** Begin **
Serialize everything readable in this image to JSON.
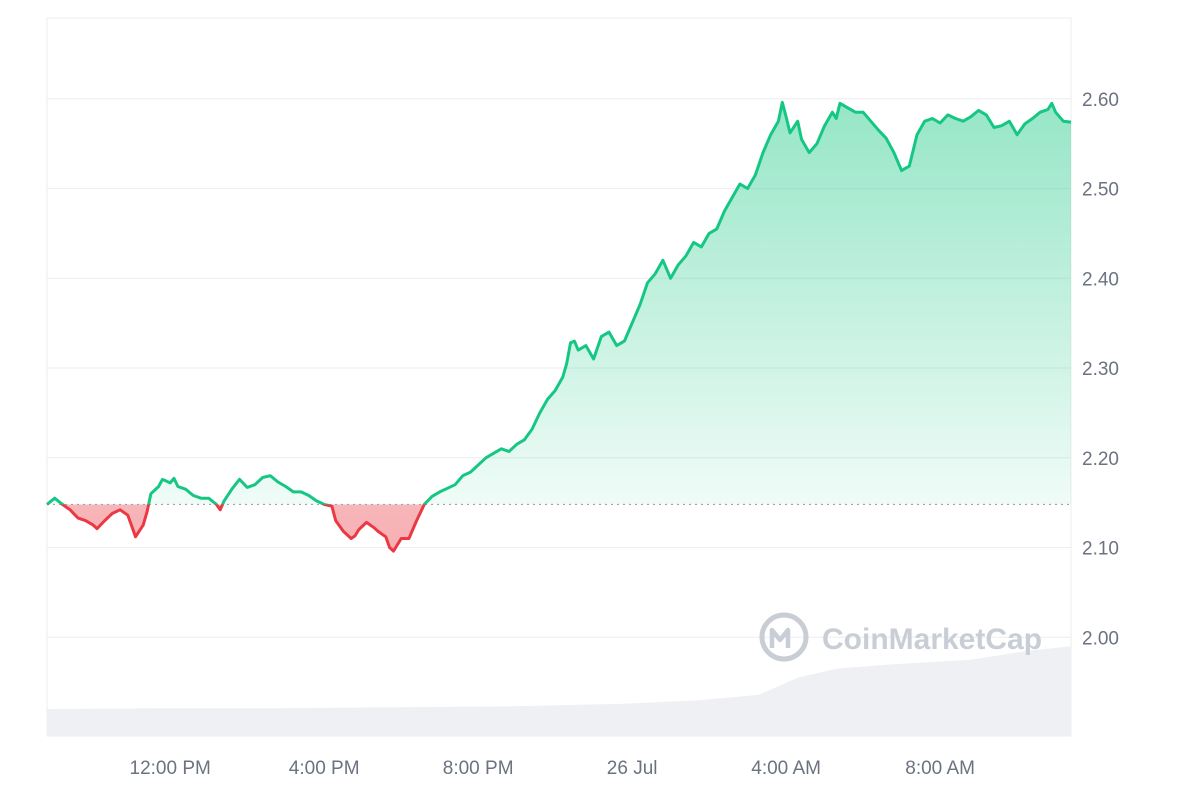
{
  "chart_data": {
    "type": "area",
    "baseline": 2.148,
    "ylim": [
      1.89,
      2.69
    ],
    "y_ticks": [
      "2.00",
      "2.10",
      "2.20",
      "2.30",
      "2.40",
      "2.50",
      "2.60"
    ],
    "y_tick_values": [
      2.0,
      2.1,
      2.2,
      2.3,
      2.4,
      2.5,
      2.6
    ],
    "x_ticks": [
      {
        "label": "12:00 PM",
        "hour": 3.2
      },
      {
        "label": "4:00 PM",
        "hour": 7.2
      },
      {
        "label": "8:00 PM",
        "hour": 11.2
      },
      {
        "label": "26 Jul",
        "hour": 15.2
      },
      {
        "label": "4:00 AM",
        "hour": 19.2
      },
      {
        "label": "8:00 AM",
        "hour": 23.2
      }
    ],
    "series": [
      {
        "points": [
          [
            0.0,
            2.148
          ],
          [
            0.2,
            2.155
          ],
          [
            0.4,
            2.148
          ],
          [
            0.6,
            2.142
          ],
          [
            0.8,
            2.133
          ],
          [
            1.0,
            2.13
          ],
          [
            1.2,
            2.125
          ],
          [
            1.3,
            2.121
          ],
          [
            1.5,
            2.13
          ],
          [
            1.7,
            2.138
          ],
          [
            1.9,
            2.142
          ],
          [
            2.1,
            2.136
          ],
          [
            2.2,
            2.124
          ],
          [
            2.3,
            2.112
          ],
          [
            2.5,
            2.125
          ],
          [
            2.6,
            2.14
          ],
          [
            2.7,
            2.16
          ],
          [
            2.9,
            2.168
          ],
          [
            3.0,
            2.176
          ],
          [
            3.2,
            2.172
          ],
          [
            3.3,
            2.177
          ],
          [
            3.4,
            2.168
          ],
          [
            3.6,
            2.165
          ],
          [
            3.8,
            2.158
          ],
          [
            4.0,
            2.155
          ],
          [
            4.2,
            2.155
          ],
          [
            4.4,
            2.148
          ],
          [
            4.5,
            2.142
          ],
          [
            4.6,
            2.152
          ],
          [
            4.8,
            2.165
          ],
          [
            5.0,
            2.176
          ],
          [
            5.2,
            2.167
          ],
          [
            5.4,
            2.17
          ],
          [
            5.6,
            2.178
          ],
          [
            5.8,
            2.18
          ],
          [
            6.0,
            2.173
          ],
          [
            6.2,
            2.168
          ],
          [
            6.4,
            2.162
          ],
          [
            6.6,
            2.162
          ],
          [
            6.8,
            2.158
          ],
          [
            7.0,
            2.152
          ],
          [
            7.2,
            2.148
          ],
          [
            7.4,
            2.146
          ],
          [
            7.5,
            2.13
          ],
          [
            7.7,
            2.118
          ],
          [
            7.9,
            2.11
          ],
          [
            8.0,
            2.113
          ],
          [
            8.1,
            2.12
          ],
          [
            8.3,
            2.128
          ],
          [
            8.5,
            2.122
          ],
          [
            8.6,
            2.118
          ],
          [
            8.8,
            2.112
          ],
          [
            8.9,
            2.1
          ],
          [
            9.0,
            2.096
          ],
          [
            9.2,
            2.11
          ],
          [
            9.4,
            2.11
          ],
          [
            9.6,
            2.13
          ],
          [
            9.8,
            2.148
          ],
          [
            10.0,
            2.157
          ],
          [
            10.2,
            2.162
          ],
          [
            10.4,
            2.166
          ],
          [
            10.6,
            2.17
          ],
          [
            10.8,
            2.18
          ],
          [
            11.0,
            2.184
          ],
          [
            11.2,
            2.192
          ],
          [
            11.4,
            2.2
          ],
          [
            11.6,
            2.205
          ],
          [
            11.8,
            2.21
          ],
          [
            12.0,
            2.207
          ],
          [
            12.2,
            2.215
          ],
          [
            12.4,
            2.22
          ],
          [
            12.6,
            2.232
          ],
          [
            12.8,
            2.25
          ],
          [
            13.0,
            2.265
          ],
          [
            13.2,
            2.275
          ],
          [
            13.4,
            2.29
          ],
          [
            13.5,
            2.305
          ],
          [
            13.6,
            2.328
          ],
          [
            13.7,
            2.33
          ],
          [
            13.8,
            2.32
          ],
          [
            14.0,
            2.325
          ],
          [
            14.2,
            2.31
          ],
          [
            14.4,
            2.335
          ],
          [
            14.6,
            2.34
          ],
          [
            14.8,
            2.325
          ],
          [
            15.0,
            2.33
          ],
          [
            15.2,
            2.35
          ],
          [
            15.4,
            2.37
          ],
          [
            15.6,
            2.395
          ],
          [
            15.8,
            2.405
          ],
          [
            16.0,
            2.42
          ],
          [
            16.2,
            2.4
          ],
          [
            16.4,
            2.415
          ],
          [
            16.6,
            2.425
          ],
          [
            16.8,
            2.44
          ],
          [
            17.0,
            2.435
          ],
          [
            17.2,
            2.45
          ],
          [
            17.4,
            2.455
          ],
          [
            17.6,
            2.475
          ],
          [
            17.8,
            2.49
          ],
          [
            18.0,
            2.505
          ],
          [
            18.2,
            2.5
          ],
          [
            18.4,
            2.515
          ],
          [
            18.6,
            2.54
          ],
          [
            18.8,
            2.56
          ],
          [
            19.0,
            2.575
          ],
          [
            19.1,
            2.596
          ],
          [
            19.2,
            2.58
          ],
          [
            19.3,
            2.562
          ],
          [
            19.5,
            2.575
          ],
          [
            19.6,
            2.555
          ],
          [
            19.8,
            2.54
          ],
          [
            20.0,
            2.55
          ],
          [
            20.2,
            2.57
          ],
          [
            20.4,
            2.585
          ],
          [
            20.5,
            2.578
          ],
          [
            20.6,
            2.595
          ],
          [
            20.8,
            2.59
          ],
          [
            21.0,
            2.585
          ],
          [
            21.2,
            2.585
          ],
          [
            21.4,
            2.575
          ],
          [
            21.6,
            2.565
          ],
          [
            21.8,
            2.556
          ],
          [
            22.0,
            2.54
          ],
          [
            22.2,
            2.52
          ],
          [
            22.4,
            2.525
          ],
          [
            22.6,
            2.56
          ],
          [
            22.8,
            2.575
          ],
          [
            23.0,
            2.578
          ],
          [
            23.2,
            2.573
          ],
          [
            23.4,
            2.582
          ],
          [
            23.6,
            2.578
          ],
          [
            23.8,
            2.575
          ],
          [
            24.0,
            2.58
          ],
          [
            24.2,
            2.587
          ],
          [
            24.4,
            2.582
          ],
          [
            24.6,
            2.568
          ],
          [
            24.8,
            2.57
          ],
          [
            25.0,
            2.575
          ],
          [
            25.2,
            2.56
          ],
          [
            25.4,
            2.572
          ],
          [
            25.6,
            2.578
          ],
          [
            25.8,
            2.585
          ],
          [
            26.0,
            2.588
          ],
          [
            26.1,
            2.595
          ],
          [
            26.2,
            2.585
          ],
          [
            26.4,
            2.575
          ],
          [
            26.6,
            2.574
          ]
        ]
      }
    ],
    "volume": [
      [
        0.0,
        1.92
      ],
      [
        3.0,
        1.921
      ],
      [
        6.0,
        1.921
      ],
      [
        9.0,
        1.922
      ],
      [
        12.0,
        1.923
      ],
      [
        15.0,
        1.926
      ],
      [
        17.0,
        1.93
      ],
      [
        18.5,
        1.936
      ],
      [
        19.5,
        1.955
      ],
      [
        20.5,
        1.965
      ],
      [
        22.0,
        1.97
      ],
      [
        24.0,
        1.975
      ],
      [
        25.5,
        1.985
      ],
      [
        26.6,
        1.99
      ]
    ],
    "colors": {
      "up": "#16c784",
      "down": "#ea3943",
      "volume": "#eef0f4",
      "grid": "#eceef2",
      "baseline": "#9ca3af"
    },
    "watermark": "CoinMarketCap",
    "grid": true
  }
}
** End **
The task:
From the data, pick out every line that includes "hour".

Correct response:
        "hour": 3.2
        "hour": 7.2
        "hour": 11.2
        "hour": 15.2
        "hour": 19.2
        "hour": 23.2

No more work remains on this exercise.